[Start of Stored records]
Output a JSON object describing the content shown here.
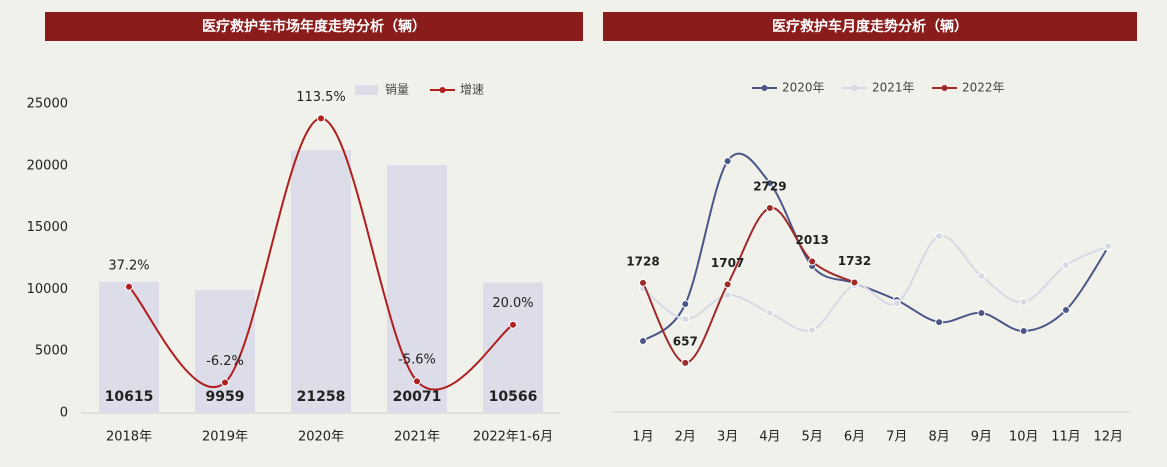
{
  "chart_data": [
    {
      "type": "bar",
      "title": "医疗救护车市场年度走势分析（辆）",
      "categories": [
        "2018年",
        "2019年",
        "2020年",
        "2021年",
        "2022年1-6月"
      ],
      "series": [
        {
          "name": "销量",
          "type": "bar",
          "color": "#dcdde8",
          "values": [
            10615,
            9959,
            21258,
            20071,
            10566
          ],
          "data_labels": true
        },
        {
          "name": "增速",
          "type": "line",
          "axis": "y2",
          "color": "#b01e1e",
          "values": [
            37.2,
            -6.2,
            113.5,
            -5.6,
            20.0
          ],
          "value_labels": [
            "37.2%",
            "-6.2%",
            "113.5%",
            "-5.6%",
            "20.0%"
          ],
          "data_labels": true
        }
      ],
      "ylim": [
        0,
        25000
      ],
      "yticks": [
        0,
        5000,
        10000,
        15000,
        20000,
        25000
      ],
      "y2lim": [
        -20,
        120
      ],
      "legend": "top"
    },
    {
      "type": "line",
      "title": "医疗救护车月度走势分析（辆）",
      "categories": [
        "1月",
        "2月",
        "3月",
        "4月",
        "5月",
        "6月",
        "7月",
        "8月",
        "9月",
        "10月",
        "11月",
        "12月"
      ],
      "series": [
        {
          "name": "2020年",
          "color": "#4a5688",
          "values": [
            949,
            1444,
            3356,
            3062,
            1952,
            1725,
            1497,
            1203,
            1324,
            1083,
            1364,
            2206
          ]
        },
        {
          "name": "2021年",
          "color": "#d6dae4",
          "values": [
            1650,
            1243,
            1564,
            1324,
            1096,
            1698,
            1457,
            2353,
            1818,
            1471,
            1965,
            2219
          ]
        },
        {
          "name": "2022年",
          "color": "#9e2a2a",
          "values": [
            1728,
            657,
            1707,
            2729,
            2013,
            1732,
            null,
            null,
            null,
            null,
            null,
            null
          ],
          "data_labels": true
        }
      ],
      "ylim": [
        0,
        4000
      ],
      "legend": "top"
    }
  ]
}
[End of Stored records]
[Start of Stored records]
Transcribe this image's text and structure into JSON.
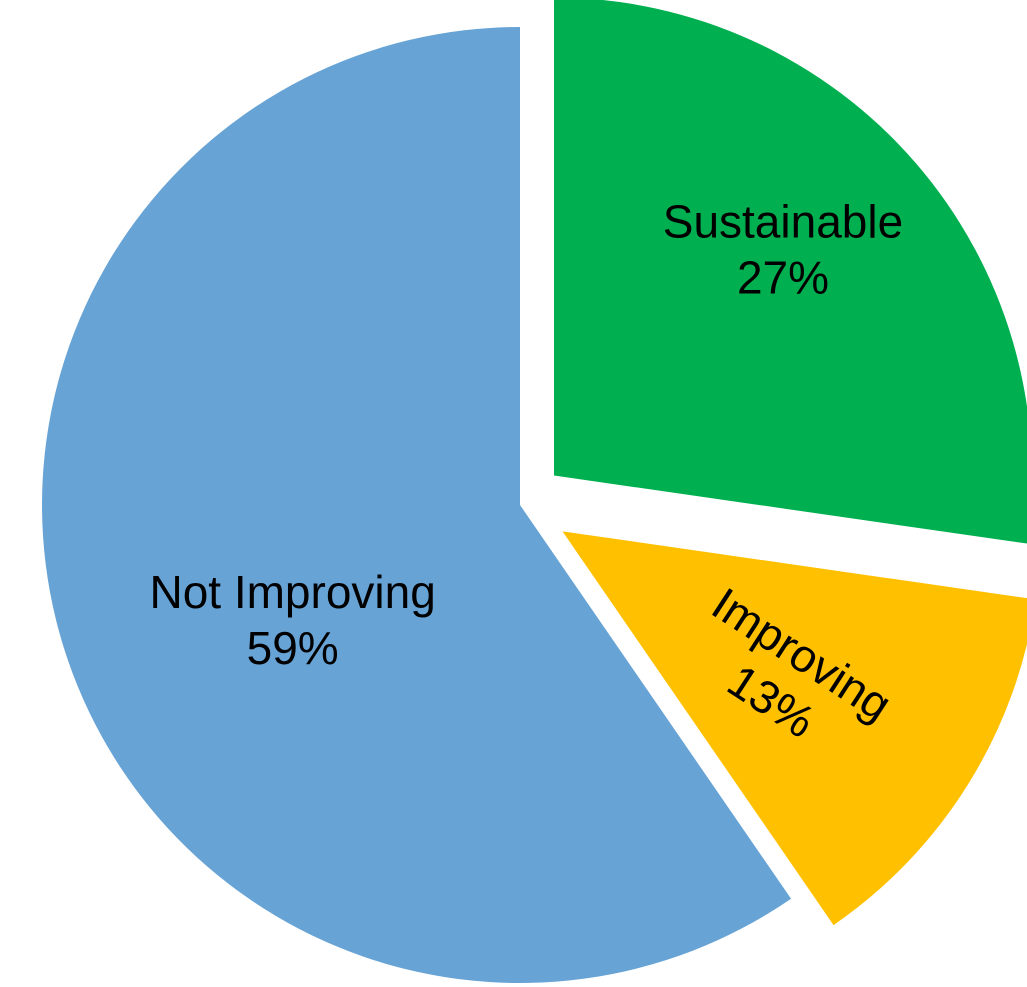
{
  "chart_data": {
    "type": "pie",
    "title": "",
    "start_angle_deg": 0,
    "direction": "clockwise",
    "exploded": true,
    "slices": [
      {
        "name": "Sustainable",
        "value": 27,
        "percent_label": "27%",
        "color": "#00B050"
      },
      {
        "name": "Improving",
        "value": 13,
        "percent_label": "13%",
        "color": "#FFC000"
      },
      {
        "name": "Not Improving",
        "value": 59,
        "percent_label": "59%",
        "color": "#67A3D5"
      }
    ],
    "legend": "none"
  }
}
[End of Stored records]
[Start of Stored records]
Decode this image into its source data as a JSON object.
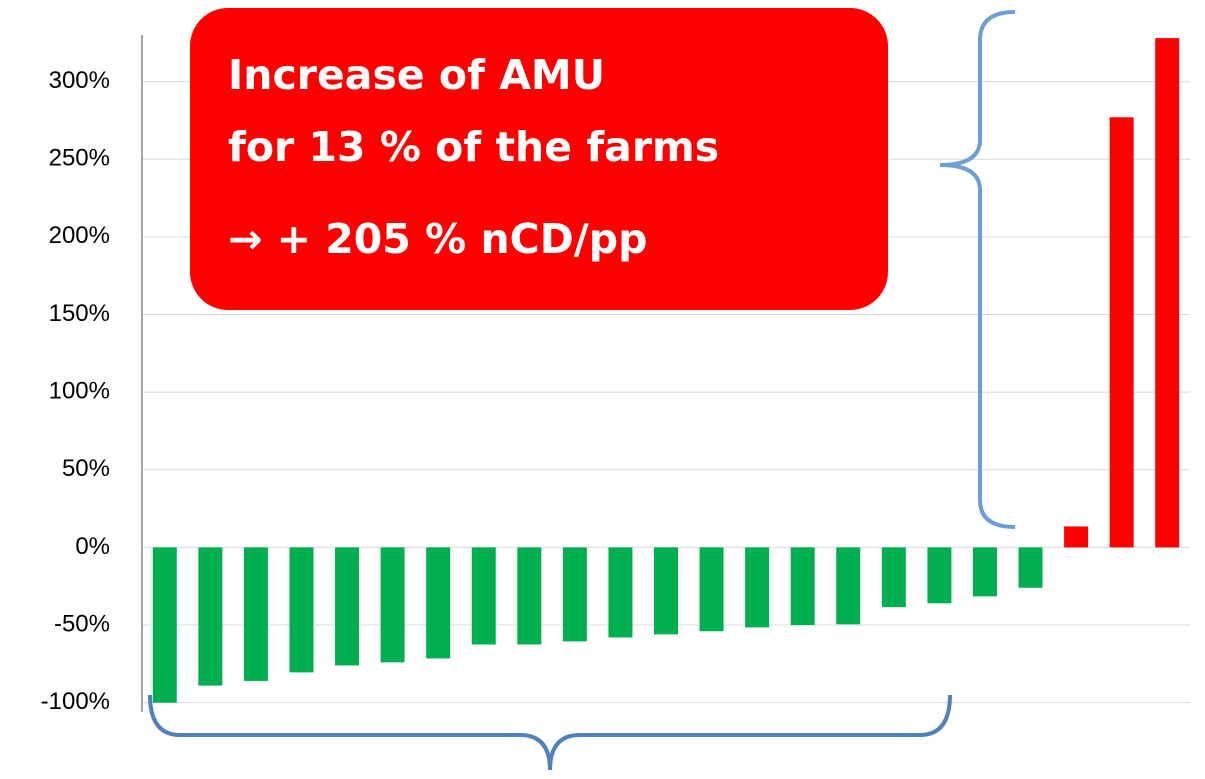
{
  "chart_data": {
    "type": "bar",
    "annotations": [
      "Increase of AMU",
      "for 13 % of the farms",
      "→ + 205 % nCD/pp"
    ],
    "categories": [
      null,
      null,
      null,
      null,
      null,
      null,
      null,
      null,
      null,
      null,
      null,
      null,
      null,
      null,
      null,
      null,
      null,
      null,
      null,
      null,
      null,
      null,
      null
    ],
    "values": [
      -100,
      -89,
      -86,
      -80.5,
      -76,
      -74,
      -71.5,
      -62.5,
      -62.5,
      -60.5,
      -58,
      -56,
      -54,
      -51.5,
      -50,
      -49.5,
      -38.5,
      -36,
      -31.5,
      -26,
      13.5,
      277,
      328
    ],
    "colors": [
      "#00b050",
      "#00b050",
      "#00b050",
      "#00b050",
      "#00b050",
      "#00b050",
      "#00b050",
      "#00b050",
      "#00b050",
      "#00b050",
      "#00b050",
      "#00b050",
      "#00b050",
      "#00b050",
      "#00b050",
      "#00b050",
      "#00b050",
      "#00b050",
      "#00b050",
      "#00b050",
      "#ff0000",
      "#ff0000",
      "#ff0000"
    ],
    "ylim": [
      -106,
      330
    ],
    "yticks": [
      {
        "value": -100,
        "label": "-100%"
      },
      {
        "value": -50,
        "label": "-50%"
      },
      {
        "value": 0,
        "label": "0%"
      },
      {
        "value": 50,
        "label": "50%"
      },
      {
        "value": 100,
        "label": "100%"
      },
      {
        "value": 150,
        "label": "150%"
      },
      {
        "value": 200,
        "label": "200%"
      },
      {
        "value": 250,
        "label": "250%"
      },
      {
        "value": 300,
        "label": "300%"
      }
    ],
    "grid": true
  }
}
[End of Stored records]
Short task:
In how many lines does the word "object" appear? Respond with the number alone.

Answer for this exercise:
2